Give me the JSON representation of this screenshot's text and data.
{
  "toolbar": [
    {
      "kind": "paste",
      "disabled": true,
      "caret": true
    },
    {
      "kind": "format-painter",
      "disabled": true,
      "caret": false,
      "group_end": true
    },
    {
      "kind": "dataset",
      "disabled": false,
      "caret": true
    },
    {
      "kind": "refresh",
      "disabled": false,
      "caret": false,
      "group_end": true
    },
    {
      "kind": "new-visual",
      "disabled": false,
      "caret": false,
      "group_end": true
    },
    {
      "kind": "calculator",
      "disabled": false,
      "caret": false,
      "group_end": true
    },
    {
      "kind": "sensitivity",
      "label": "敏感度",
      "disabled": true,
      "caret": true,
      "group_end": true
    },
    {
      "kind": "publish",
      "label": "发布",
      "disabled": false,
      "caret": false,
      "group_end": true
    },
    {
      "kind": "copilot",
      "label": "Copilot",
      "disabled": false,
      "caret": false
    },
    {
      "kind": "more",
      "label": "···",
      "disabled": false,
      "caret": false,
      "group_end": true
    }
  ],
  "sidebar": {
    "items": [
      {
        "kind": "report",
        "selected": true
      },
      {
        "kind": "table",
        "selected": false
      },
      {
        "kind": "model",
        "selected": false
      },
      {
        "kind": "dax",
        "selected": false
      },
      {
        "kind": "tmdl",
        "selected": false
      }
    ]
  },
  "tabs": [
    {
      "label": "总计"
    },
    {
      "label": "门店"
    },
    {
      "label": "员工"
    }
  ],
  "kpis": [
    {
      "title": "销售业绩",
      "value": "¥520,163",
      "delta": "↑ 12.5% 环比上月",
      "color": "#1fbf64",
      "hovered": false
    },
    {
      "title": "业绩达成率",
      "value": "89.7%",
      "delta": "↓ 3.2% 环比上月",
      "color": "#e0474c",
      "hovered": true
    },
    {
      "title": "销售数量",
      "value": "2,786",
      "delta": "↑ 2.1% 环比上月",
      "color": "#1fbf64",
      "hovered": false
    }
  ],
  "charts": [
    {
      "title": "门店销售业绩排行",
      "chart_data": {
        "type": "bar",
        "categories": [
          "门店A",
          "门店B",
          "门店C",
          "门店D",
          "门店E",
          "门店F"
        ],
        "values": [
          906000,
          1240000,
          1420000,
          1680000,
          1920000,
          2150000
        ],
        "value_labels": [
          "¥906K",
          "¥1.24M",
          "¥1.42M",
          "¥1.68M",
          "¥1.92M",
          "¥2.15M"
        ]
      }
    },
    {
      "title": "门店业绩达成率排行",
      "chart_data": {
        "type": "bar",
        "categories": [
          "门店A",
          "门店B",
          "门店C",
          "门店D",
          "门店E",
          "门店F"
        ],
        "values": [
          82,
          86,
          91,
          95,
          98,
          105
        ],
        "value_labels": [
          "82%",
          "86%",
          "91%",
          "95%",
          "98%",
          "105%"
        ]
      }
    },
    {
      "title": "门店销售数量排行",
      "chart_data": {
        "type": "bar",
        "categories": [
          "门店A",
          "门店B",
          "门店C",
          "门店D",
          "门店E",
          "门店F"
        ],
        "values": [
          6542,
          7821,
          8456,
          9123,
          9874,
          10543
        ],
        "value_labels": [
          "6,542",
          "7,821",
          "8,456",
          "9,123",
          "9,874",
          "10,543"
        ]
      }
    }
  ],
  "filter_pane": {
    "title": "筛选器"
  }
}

- [GIVEN TASK] Please give back all of the records exactly as written.

- [TASK OUTPUT]
Give me the JSON representation of this screenshot's text and data.
{
  "toolbar": [
    {
      "kind": "paste",
      "disabled": true,
      "caret": true
    },
    {
      "kind": "format-painter",
      "disabled": true,
      "caret": false,
      "group_end": true
    },
    {
      "kind": "dataset",
      "disabled": false,
      "caret": true
    },
    {
      "kind": "refresh",
      "disabled": false,
      "caret": false,
      "group_end": true
    },
    {
      "kind": "new-visual",
      "disabled": false,
      "caret": false,
      "group_end": true
    },
    {
      "kind": "calculator",
      "disabled": false,
      "caret": false,
      "group_end": true
    },
    {
      "kind": "sensitivity",
      "label": "敏感度",
      "disabled": true,
      "caret": true,
      "group_end": true
    },
    {
      "kind": "publish",
      "label": "发布",
      "disabled": false,
      "caret": false,
      "group_end": true
    },
    {
      "kind": "copilot",
      "label": "Copilot",
      "disabled": false,
      "caret": false
    },
    {
      "kind": "more",
      "label": "···",
      "disabled": false,
      "caret": false,
      "group_end": true
    }
  ],
  "sidebar": {
    "items": [
      {
        "kind": "report",
        "selected": true
      },
      {
        "kind": "table",
        "selected": false
      },
      {
        "kind": "model",
        "selected": false
      },
      {
        "kind": "dax",
        "selected": false
      },
      {
        "kind": "tmdl",
        "selected": false
      }
    ]
  },
  "tabs": [
    {
      "label": "总计"
    },
    {
      "label": "门店"
    },
    {
      "label": "员工"
    }
  ],
  "kpis": [
    {
      "title": "销售业绩",
      "value": "¥520,163",
      "delta": "↑ 12.5% 环比上月",
      "color": "#1fbf64",
      "hovered": false
    },
    {
      "title": "业绩达成率",
      "value": "89.7%",
      "delta": "↓ 3.2% 环比上月",
      "color": "#e0474c",
      "hovered": true
    },
    {
      "title": "销售数量",
      "value": "2,786",
      "delta": "↑ 2.1% 环比上月",
      "color": "#1fbf64",
      "hovered": false
    }
  ],
  "charts": [
    {
      "title": "门店销售业绩排行",
      "chart_data": {
        "type": "bar",
        "categories": [
          "门店A",
          "门店B",
          "门店C",
          "门店D",
          "门店E",
          "门店F"
        ],
        "values": [
          906000,
          1240000,
          1420000,
          1680000,
          1920000,
          2150000
        ],
        "value_labels": [
          "¥906K",
          "¥1.24M",
          "¥1.42M",
          "¥1.68M",
          "¥1.92M",
          "¥2.15M"
        ]
      }
    },
    {
      "title": "门店业绩达成率排行",
      "chart_data": {
        "type": "bar",
        "categories": [
          "门店A",
          "门店B",
          "门店C",
          "门店D",
          "门店E",
          "门店F"
        ],
        "values": [
          82,
          86,
          91,
          95,
          98,
          105
        ],
        "value_labels": [
          "82%",
          "86%",
          "91%",
          "95%",
          "98%",
          "105%"
        ]
      }
    },
    {
      "title": "门店销售数量排行",
      "chart_data": {
        "type": "bar",
        "categories": [
          "门店A",
          "门店B",
          "门店C",
          "门店D",
          "门店E",
          "门店F"
        ],
        "values": [
          6542,
          7821,
          8456,
          9123,
          9874,
          10543
        ],
        "value_labels": [
          "6,542",
          "7,821",
          "8,456",
          "9,123",
          "9,874",
          "10,543"
        ]
      }
    }
  ],
  "filter_pane": {
    "title": "筛选器"
  }
}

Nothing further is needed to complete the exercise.